### What the task asks
Without including any images, repeat the data exactly.

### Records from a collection
* * * * * * * * *

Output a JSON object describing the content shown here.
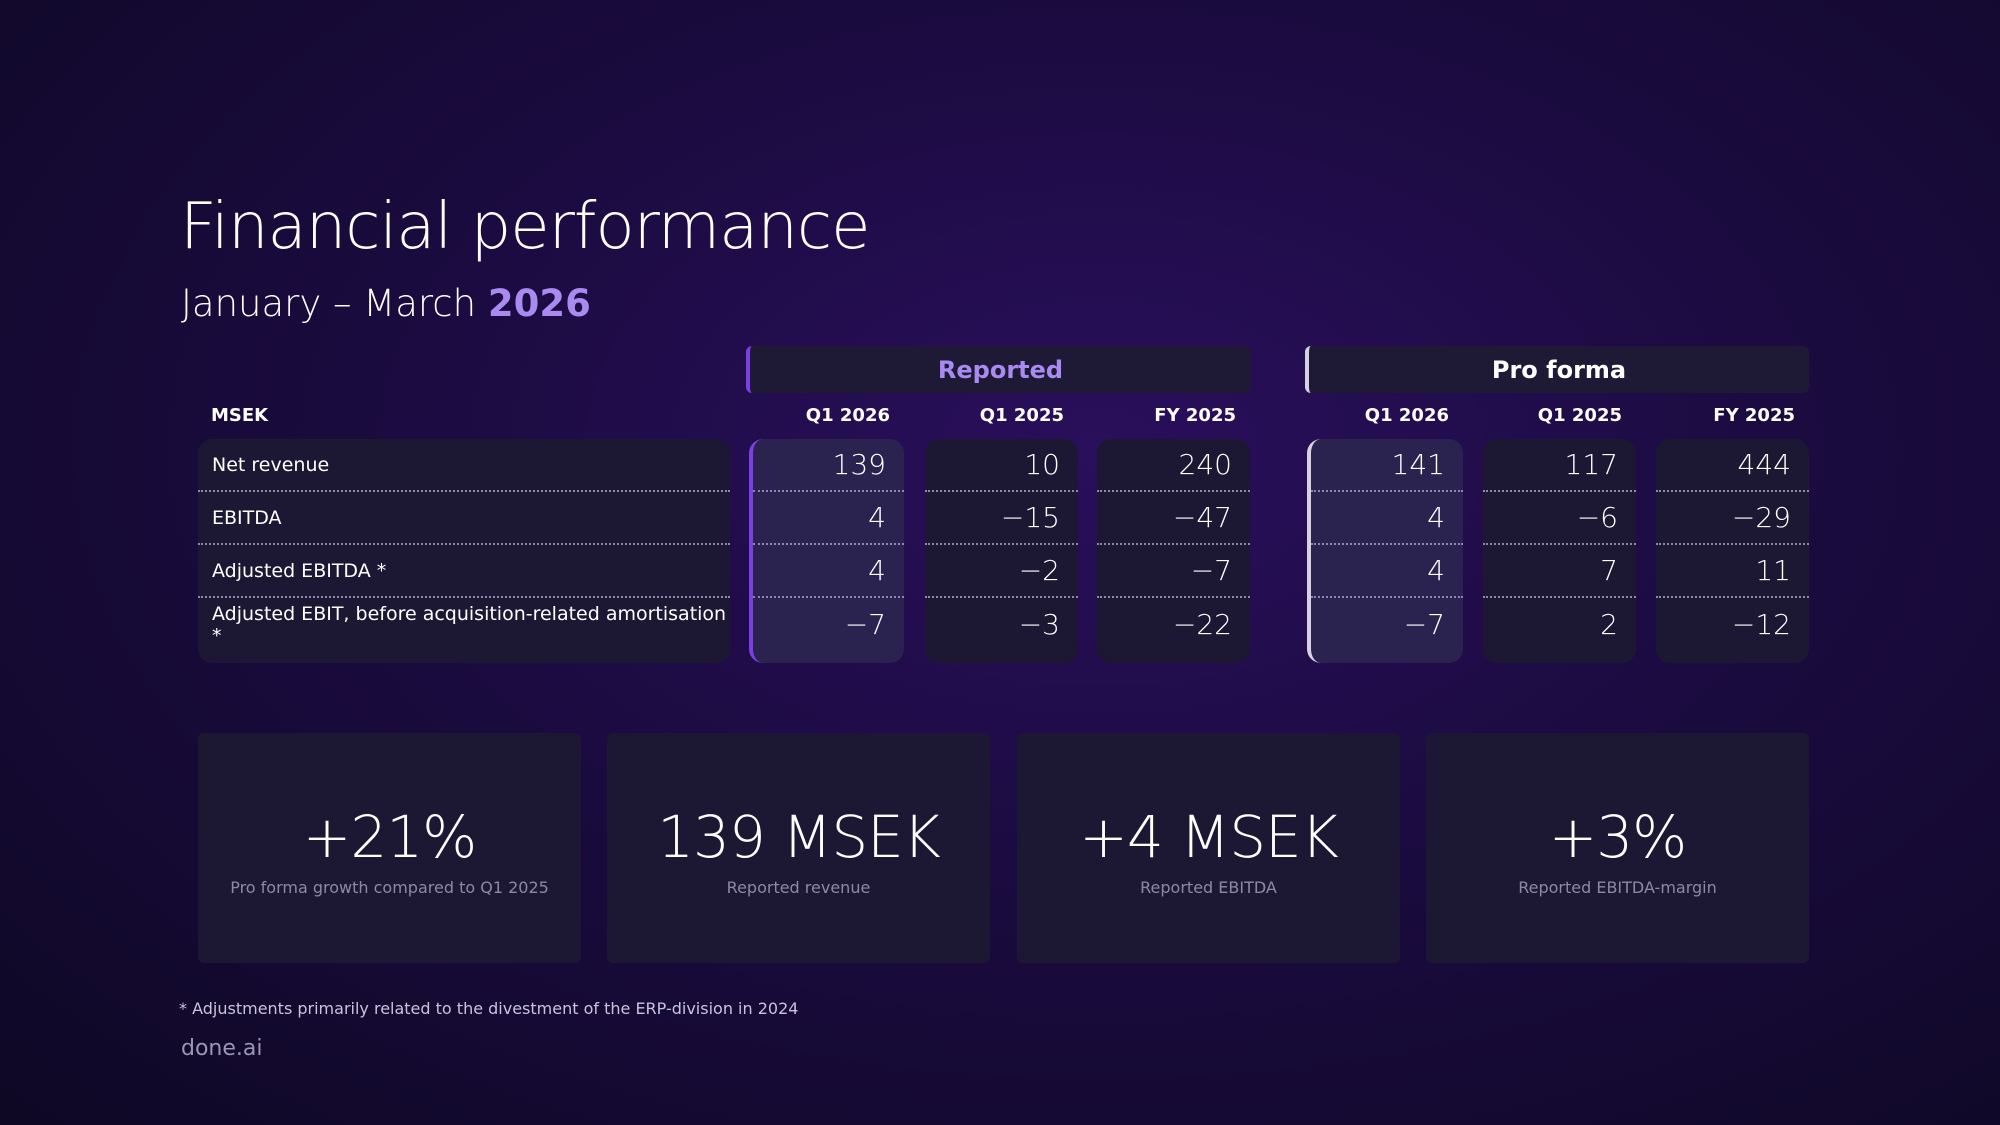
{
  "header": {
    "title": "Financial performance",
    "subtitle": "January – March",
    "subtitle_highlight": "2026"
  },
  "table": {
    "unit": "MSEK",
    "groups": [
      {
        "name": "Reported",
        "columns": [
          "Q1 2026",
          "Q1 2025",
          "FY 2025"
        ]
      },
      {
        "name": "Pro forma",
        "columns": [
          "Q1 2026",
          "Q1 2025",
          "FY 2025"
        ]
      }
    ],
    "rows": [
      {
        "label": "Net revenue",
        "values": [
          "139",
          "10",
          "240",
          "141",
          "117",
          "444"
        ]
      },
      {
        "label": "EBITDA",
        "values": [
          "4",
          "−15",
          "−47",
          "4",
          "−6",
          "−29"
        ]
      },
      {
        "label": "Adjusted EBITDA *",
        "values": [
          "4",
          "−2",
          "−7",
          "4",
          "7",
          "11"
        ]
      },
      {
        "label": "Adjusted EBIT, before acquisition-related amortisation *",
        "values": [
          "−7",
          "−3",
          "−22",
          "−7",
          "2",
          "−12"
        ]
      }
    ]
  },
  "kpis": [
    {
      "value": "+21%",
      "label": "Pro forma growth compared to Q1 2025"
    },
    {
      "value": "139 MSEK",
      "label": "Reported revenue"
    },
    {
      "value": "+4 MSEK",
      "label": "Reported EBITDA"
    },
    {
      "value": "+3%",
      "label": "Reported EBITDA-margin"
    }
  ],
  "footnote": "* Adjustments primarily related to the divestment of the ERP-division in 2024",
  "brand": "done.ai"
}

* * * * * * * * *

### Solution
Output a JSON object describing the content shown here.
{
  "header": {
    "title": "Financial performance",
    "subtitle": "January – March",
    "subtitle_highlight": "2026"
  },
  "table": {
    "unit": "MSEK",
    "groups": [
      {
        "name": "Reported",
        "columns": [
          "Q1 2026",
          "Q1 2025",
          "FY 2025"
        ]
      },
      {
        "name": "Pro forma",
        "columns": [
          "Q1 2026",
          "Q1 2025",
          "FY 2025"
        ]
      }
    ],
    "rows": [
      {
        "label": "Net revenue",
        "values": [
          "139",
          "10",
          "240",
          "141",
          "117",
          "444"
        ]
      },
      {
        "label": "EBITDA",
        "values": [
          "4",
          "−15",
          "−47",
          "4",
          "−6",
          "−29"
        ]
      },
      {
        "label": "Adjusted EBITDA *",
        "values": [
          "4",
          "−2",
          "−7",
          "4",
          "7",
          "11"
        ]
      },
      {
        "label": "Adjusted EBIT, before acquisition-related amortisation *",
        "values": [
          "−7",
          "−3",
          "−22",
          "−7",
          "2",
          "−12"
        ]
      }
    ]
  },
  "kpis": [
    {
      "value": "+21%",
      "label": "Pro forma growth compared to Q1 2025"
    },
    {
      "value": "139 MSEK",
      "label": "Reported revenue"
    },
    {
      "value": "+4 MSEK",
      "label": "Reported EBITDA"
    },
    {
      "value": "+3%",
      "label": "Reported EBITDA-margin"
    }
  ],
  "footnote": "* Adjustments primarily related to the divestment of the ERP-division in 2024",
  "brand": "done.ai"
}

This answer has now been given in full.